━━ Data section ━━

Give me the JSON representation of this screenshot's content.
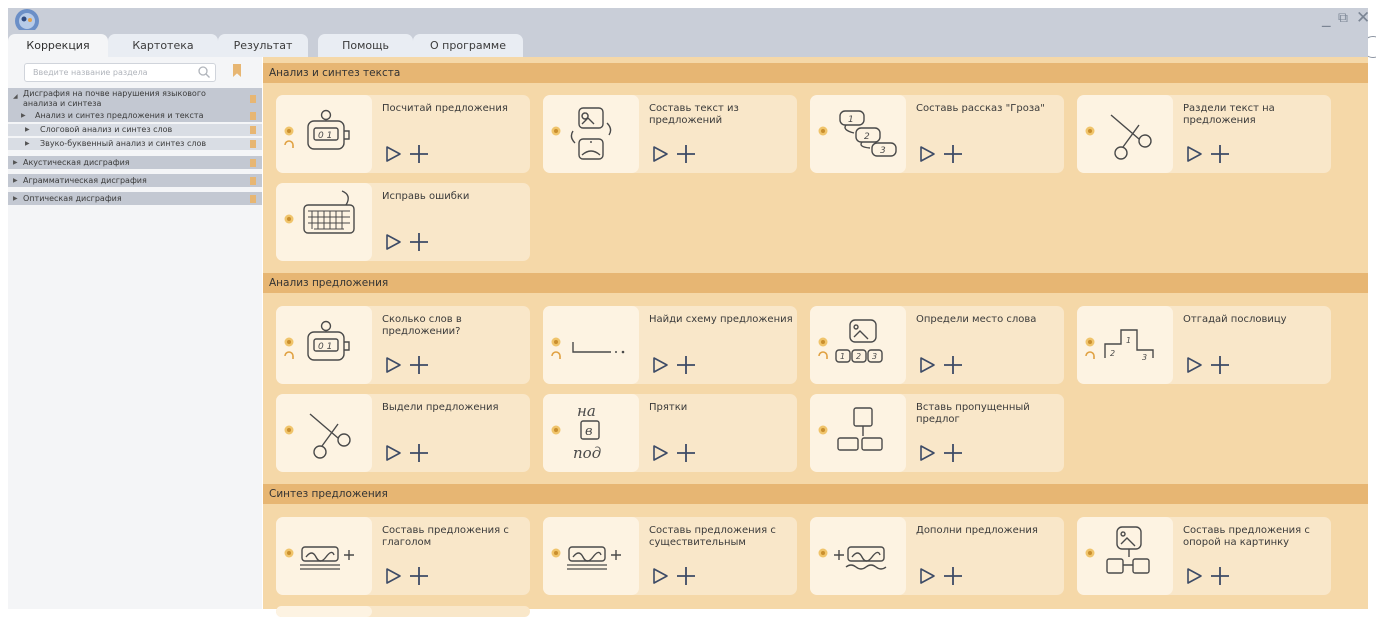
{
  "window": {
    "minimize": "_",
    "restore": "⧉",
    "close": "✕"
  },
  "tabs": [
    {
      "label": "Коррекция",
      "active": true
    },
    {
      "label": "Картотека",
      "active": false
    },
    {
      "label": "Результат",
      "active": false
    },
    {
      "label": "Помощь",
      "active": false
    },
    {
      "label": "О программе",
      "active": false
    }
  ],
  "sidebar": {
    "search_placeholder": "Введите название раздела",
    "tree": [
      {
        "label": "Дисграфия на почве нарушения языкового анализа и синтеза",
        "expanded": true
      },
      {
        "label": "Анализ и синтез предложения и текста",
        "selected": true
      },
      {
        "label": "Слоговой анализ и синтез слов"
      },
      {
        "label": "Звуко-буквенный анализ и синтез слов"
      },
      {
        "label": "Акустическая дисграфия"
      },
      {
        "label": "Аграмматическая дисграфия"
      },
      {
        "label": "Оптическая дисграфия"
      }
    ]
  },
  "sections": [
    {
      "title": "Анализ и синтез текста",
      "cards": [
        {
          "title": "Посчитай предложения",
          "icon": "counter-icon"
        },
        {
          "title": "Составь текст из предложений",
          "icon": "pictures-cycle-icon"
        },
        {
          "title": "Составь рассказ \"Гроза\"",
          "icon": "numbered-cards-icon"
        },
        {
          "title": "Раздели текст на предложения",
          "icon": "scissors-icon"
        },
        {
          "title": "Исправь ошибки",
          "icon": "keyboard-icon"
        }
      ]
    },
    {
      "title": "Анализ предложения",
      "cards": [
        {
          "title": "Сколько слов в предложении?",
          "icon": "counter-icon"
        },
        {
          "title": "Найди схему предложения",
          "icon": "sentence-scheme-icon"
        },
        {
          "title": "Определи место слова",
          "icon": "picture-numbers-icon"
        },
        {
          "title": "Отгадай пословицу",
          "icon": "podium-icon"
        },
        {
          "title": "Выдели предложения",
          "icon": "scissors-icon"
        },
        {
          "title": "Прятки",
          "icon": "handwriting-icon",
          "icon_text": [
            "на",
            "в",
            "под"
          ]
        },
        {
          "title": "Вставь пропущенный предлог",
          "icon": "preposition-blocks-icon"
        }
      ]
    },
    {
      "title": "Синтез предложения",
      "cards": [
        {
          "title": "Составь предложения с глаголом",
          "icon": "handwriting-plus-icon"
        },
        {
          "title": "Составь предложения с существительным",
          "icon": "handwriting-plus-icon"
        },
        {
          "title": "Дополни предложения",
          "icon": "plus-handwriting-icon"
        },
        {
          "title": "Составь предложения с опорой на картинку",
          "icon": "picture-scheme-icon"
        }
      ]
    }
  ]
}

━━━

▶ **Problem description**
Search the entries for the string "текста" and collect each line that has it.

▶ **Response to the task**
        "label": "Анализ и синтез предложения и текста",
      "title": "Анализ и синтез текста",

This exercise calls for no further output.